━━ Information provided ━━
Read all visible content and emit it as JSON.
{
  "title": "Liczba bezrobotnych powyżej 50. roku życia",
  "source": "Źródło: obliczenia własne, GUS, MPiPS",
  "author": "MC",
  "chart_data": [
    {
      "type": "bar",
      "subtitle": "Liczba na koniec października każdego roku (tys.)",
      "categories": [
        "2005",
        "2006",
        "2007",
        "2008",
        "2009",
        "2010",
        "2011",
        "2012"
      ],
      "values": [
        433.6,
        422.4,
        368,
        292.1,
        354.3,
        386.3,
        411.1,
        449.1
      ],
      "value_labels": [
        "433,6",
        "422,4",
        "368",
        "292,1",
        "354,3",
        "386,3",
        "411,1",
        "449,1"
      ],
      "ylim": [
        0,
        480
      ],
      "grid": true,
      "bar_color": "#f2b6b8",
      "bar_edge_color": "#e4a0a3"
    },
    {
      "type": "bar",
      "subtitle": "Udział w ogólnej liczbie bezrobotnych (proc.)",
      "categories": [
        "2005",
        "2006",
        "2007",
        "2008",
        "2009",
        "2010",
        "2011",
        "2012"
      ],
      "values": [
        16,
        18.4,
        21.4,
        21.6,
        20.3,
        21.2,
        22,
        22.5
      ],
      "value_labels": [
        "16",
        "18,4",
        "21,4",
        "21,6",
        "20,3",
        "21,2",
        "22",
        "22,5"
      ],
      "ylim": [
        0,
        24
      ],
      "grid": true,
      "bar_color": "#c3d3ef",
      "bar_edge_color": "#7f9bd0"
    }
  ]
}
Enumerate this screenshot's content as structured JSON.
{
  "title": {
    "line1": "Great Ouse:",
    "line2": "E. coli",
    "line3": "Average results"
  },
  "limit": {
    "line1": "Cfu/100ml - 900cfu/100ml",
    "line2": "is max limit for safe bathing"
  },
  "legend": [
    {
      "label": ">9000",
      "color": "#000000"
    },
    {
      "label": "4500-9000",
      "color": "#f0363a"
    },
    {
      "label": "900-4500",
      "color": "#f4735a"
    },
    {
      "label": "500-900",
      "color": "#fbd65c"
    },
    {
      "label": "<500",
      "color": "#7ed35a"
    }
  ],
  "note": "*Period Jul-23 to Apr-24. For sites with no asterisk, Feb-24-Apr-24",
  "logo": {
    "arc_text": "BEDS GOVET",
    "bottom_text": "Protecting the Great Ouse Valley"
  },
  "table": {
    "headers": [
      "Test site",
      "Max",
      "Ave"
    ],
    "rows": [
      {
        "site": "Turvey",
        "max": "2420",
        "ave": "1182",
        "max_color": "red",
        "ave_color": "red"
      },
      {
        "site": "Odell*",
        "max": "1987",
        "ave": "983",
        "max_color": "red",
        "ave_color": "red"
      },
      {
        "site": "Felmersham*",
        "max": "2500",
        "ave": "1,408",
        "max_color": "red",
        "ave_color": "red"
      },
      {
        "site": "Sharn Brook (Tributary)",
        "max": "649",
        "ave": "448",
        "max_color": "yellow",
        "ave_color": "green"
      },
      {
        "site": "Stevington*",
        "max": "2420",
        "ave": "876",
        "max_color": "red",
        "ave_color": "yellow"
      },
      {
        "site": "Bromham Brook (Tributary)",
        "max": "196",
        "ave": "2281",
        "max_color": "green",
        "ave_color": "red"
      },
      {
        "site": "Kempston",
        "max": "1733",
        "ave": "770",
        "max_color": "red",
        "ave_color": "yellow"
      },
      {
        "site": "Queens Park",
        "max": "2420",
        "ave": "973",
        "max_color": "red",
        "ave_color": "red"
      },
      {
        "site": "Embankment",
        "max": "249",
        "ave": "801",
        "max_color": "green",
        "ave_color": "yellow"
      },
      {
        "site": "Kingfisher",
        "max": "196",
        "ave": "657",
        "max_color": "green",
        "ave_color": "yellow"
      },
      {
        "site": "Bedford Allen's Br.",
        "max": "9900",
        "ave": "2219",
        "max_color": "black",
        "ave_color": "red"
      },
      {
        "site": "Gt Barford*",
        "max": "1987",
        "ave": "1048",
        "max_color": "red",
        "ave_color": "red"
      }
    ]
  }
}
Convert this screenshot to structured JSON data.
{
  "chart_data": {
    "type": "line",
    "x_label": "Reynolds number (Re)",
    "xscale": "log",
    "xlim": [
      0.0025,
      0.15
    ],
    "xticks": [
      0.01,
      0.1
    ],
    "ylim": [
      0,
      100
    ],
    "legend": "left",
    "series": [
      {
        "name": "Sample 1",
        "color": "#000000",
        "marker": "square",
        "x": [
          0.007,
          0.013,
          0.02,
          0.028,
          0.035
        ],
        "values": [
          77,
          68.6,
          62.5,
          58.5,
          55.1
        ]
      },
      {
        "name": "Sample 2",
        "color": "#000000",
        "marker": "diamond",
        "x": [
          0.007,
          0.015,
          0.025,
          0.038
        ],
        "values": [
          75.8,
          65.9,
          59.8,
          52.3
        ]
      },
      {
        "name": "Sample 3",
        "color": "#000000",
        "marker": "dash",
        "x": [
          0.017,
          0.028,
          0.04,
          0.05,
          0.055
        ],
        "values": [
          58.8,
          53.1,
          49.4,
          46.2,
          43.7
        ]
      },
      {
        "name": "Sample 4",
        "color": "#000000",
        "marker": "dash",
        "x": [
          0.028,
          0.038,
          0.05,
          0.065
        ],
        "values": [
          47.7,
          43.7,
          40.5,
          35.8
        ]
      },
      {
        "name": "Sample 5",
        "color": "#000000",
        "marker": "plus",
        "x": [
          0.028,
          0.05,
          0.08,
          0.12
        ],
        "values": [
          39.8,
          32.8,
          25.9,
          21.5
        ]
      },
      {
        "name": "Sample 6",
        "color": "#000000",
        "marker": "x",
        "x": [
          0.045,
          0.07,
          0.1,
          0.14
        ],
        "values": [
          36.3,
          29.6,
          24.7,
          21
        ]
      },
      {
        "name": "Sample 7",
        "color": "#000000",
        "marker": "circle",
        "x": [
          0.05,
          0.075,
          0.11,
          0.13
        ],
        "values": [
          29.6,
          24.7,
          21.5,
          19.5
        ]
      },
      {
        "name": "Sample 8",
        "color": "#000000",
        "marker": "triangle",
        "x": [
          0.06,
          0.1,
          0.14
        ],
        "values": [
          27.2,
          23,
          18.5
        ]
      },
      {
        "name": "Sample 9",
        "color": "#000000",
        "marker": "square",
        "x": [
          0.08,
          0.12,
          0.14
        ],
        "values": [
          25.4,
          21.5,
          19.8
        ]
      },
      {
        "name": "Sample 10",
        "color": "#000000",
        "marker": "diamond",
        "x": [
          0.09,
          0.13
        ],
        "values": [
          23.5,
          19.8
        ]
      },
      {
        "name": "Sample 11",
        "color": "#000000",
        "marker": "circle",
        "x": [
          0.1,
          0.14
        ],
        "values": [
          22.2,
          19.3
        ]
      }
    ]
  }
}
━━━
### Given problem
Look through the data above. Copy every line with the string "Brook" in it.

### Task answer
        "site": "Sharn Brook (Tributary)",
        "site": "Bromham Brook (Tributary)",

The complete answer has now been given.